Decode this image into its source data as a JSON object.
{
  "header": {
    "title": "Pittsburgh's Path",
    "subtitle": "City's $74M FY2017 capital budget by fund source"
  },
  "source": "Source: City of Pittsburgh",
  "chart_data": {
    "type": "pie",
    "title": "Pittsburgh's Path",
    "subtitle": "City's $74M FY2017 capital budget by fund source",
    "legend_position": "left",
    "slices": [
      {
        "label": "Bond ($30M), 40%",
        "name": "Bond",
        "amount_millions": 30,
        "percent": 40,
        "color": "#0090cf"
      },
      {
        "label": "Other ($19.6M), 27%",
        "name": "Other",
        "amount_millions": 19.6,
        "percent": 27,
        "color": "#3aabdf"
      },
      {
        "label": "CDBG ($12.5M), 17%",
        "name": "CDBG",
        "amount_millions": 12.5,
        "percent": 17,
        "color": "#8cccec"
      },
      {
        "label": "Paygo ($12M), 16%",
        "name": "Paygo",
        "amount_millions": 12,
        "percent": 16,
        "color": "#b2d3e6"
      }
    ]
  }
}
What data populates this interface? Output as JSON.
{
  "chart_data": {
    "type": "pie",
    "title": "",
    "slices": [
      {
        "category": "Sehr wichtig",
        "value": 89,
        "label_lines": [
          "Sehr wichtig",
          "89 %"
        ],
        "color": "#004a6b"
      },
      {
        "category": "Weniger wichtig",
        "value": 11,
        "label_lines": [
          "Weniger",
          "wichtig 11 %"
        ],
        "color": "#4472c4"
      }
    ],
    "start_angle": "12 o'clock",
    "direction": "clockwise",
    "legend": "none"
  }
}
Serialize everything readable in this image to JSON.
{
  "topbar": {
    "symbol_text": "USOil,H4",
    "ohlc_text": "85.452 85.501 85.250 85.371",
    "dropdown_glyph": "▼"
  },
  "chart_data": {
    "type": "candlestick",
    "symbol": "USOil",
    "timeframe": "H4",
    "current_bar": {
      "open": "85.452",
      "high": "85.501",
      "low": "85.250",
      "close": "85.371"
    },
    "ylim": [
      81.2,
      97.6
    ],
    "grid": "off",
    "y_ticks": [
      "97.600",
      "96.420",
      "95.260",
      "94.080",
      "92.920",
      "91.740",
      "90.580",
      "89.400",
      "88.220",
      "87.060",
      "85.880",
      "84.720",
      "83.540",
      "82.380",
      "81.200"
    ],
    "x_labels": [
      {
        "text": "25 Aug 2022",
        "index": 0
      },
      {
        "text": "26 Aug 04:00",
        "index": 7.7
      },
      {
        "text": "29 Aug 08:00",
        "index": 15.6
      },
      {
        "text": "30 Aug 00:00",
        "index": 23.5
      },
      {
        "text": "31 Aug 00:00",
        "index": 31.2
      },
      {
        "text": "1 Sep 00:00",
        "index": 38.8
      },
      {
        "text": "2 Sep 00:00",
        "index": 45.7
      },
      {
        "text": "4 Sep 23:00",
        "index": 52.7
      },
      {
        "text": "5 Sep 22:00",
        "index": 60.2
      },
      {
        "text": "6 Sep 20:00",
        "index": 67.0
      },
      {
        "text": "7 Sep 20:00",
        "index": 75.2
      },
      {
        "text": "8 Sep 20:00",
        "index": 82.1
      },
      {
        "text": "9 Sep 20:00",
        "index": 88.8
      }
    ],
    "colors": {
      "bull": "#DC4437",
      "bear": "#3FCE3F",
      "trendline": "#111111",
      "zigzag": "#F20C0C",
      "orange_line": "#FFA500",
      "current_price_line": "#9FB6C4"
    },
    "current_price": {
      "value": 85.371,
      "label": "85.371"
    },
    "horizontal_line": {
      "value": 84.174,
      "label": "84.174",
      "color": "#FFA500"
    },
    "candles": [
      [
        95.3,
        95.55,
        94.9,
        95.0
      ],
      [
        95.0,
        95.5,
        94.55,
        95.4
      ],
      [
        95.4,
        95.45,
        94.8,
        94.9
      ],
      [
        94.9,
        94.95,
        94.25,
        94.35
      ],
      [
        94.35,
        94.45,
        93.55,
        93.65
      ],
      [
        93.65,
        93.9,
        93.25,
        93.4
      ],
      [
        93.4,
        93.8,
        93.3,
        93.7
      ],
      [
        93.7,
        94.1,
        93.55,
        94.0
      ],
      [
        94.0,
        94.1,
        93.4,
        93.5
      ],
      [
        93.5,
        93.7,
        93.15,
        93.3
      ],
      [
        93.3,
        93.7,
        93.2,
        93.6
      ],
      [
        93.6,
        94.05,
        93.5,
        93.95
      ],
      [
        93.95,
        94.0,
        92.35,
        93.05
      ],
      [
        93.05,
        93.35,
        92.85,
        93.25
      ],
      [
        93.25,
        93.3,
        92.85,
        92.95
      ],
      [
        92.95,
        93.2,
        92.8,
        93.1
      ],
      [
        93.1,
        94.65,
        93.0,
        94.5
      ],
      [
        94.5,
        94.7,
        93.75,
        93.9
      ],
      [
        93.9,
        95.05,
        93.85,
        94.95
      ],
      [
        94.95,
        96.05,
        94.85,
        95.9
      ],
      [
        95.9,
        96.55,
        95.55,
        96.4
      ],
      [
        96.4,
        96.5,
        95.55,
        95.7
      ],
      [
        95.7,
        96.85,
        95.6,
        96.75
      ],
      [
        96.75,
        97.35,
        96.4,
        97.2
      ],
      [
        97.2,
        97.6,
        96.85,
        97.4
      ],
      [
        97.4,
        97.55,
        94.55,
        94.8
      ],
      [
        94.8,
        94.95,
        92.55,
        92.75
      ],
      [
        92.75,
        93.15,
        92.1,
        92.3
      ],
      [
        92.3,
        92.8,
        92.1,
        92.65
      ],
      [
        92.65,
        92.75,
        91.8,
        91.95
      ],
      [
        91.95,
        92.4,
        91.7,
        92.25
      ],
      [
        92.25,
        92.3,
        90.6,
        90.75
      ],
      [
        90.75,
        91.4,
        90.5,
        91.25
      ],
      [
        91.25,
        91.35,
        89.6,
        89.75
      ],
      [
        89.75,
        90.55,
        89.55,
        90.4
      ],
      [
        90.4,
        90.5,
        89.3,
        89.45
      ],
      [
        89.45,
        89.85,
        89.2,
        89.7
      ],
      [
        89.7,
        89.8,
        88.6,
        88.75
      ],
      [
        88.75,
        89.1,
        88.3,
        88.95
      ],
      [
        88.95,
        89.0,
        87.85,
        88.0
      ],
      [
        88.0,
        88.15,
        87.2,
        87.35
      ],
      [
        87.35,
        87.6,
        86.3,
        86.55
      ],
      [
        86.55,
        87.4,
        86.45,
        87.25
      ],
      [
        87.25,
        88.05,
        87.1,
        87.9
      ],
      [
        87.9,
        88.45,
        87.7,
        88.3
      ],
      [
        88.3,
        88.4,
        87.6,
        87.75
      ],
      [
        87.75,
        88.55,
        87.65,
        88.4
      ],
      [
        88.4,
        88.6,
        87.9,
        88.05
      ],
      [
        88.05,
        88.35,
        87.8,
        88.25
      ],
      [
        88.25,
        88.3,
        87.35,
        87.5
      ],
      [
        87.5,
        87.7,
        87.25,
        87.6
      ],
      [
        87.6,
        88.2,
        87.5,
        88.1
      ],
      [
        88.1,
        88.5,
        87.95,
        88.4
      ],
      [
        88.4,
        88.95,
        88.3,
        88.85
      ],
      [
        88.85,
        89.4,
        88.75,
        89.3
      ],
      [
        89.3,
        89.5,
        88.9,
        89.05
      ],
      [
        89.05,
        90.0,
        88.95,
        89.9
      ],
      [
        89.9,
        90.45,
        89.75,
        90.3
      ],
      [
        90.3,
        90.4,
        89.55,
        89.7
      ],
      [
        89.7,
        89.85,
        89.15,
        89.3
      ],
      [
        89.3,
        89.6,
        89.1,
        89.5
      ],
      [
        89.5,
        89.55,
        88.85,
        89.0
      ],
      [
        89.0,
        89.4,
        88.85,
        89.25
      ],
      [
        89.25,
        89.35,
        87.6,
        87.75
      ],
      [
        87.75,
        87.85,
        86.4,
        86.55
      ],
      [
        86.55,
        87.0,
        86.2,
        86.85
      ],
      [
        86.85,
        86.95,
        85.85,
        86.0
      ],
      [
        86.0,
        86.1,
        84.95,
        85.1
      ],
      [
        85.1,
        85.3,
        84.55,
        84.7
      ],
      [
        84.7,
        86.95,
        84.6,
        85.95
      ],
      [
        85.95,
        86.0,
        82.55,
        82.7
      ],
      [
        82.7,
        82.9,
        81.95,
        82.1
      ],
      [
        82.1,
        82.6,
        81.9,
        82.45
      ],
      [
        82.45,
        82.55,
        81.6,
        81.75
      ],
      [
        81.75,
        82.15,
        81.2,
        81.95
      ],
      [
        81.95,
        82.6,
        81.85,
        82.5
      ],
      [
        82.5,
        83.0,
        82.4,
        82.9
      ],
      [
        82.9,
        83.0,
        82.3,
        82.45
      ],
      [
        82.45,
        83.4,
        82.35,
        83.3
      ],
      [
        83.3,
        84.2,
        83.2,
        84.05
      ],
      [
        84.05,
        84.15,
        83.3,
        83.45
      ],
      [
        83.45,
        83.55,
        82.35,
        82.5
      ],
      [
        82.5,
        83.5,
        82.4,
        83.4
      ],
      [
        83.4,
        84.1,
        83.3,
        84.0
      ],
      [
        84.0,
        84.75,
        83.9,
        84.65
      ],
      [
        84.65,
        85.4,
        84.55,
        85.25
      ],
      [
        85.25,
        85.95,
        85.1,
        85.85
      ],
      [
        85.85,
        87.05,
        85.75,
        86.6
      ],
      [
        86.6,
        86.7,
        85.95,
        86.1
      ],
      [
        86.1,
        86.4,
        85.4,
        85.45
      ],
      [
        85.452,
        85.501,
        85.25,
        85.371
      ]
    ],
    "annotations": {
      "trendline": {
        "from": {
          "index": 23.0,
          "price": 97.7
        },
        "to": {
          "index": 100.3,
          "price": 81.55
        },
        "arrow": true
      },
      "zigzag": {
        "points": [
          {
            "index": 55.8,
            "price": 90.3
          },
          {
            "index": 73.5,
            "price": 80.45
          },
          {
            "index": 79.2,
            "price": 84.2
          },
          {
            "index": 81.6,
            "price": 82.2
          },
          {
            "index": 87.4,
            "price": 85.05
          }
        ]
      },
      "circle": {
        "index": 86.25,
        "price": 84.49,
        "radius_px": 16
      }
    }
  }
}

************

- Goal:
From the records above, pull out each line that has "budget".

- Expected output:
    "subtitle": "City's $74M FY2017 capital budget by fund source"
    "subtitle": "City's $74M FY2017 capital budget by fund source",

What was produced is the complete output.